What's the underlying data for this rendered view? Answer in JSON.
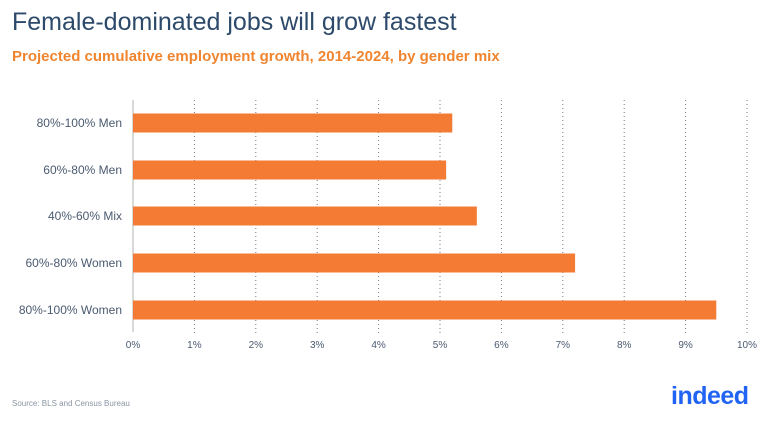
{
  "header": {
    "title": "Female-dominated jobs will grow fastest",
    "subtitle": "Projected cumulative employment growth, 2014-2024, by gender mix"
  },
  "footer": {
    "source": "Source: BLS and Census Bureau",
    "logo_text": "indeed"
  },
  "colors": {
    "bar": "#f47b33",
    "title": "#2d4a6b",
    "subtitle": "#f08530",
    "grid": "#7a7a7a",
    "axis_text": "#4a5a70",
    "logo": "#2164f3"
  },
  "chart_data": {
    "type": "bar",
    "orientation": "horizontal",
    "title": "Female-dominated jobs will grow fastest",
    "subtitle": "Projected cumulative employment growth, 2014-2024, by gender mix",
    "categories": [
      "80%-100% Men",
      "60%-80% Men",
      "40%-60% Mix",
      "60%-80% Women",
      "80%-100% Women"
    ],
    "values": [
      5.2,
      5.1,
      5.6,
      7.2,
      9.5
    ],
    "xlim": [
      0,
      10
    ],
    "xticks": [
      0,
      1,
      2,
      3,
      4,
      5,
      6,
      7,
      8,
      9,
      10
    ],
    "tick_labels": [
      "0%",
      "1%",
      "2%",
      "3%",
      "4%",
      "5%",
      "6%",
      "7%",
      "8%",
      "9%",
      "10%"
    ],
    "xlabel": "",
    "ylabel": "",
    "grid": "vertical dotted",
    "legend": "none"
  }
}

════════

Go through the material above and count the lines that include "Projected". Give the number alone.

2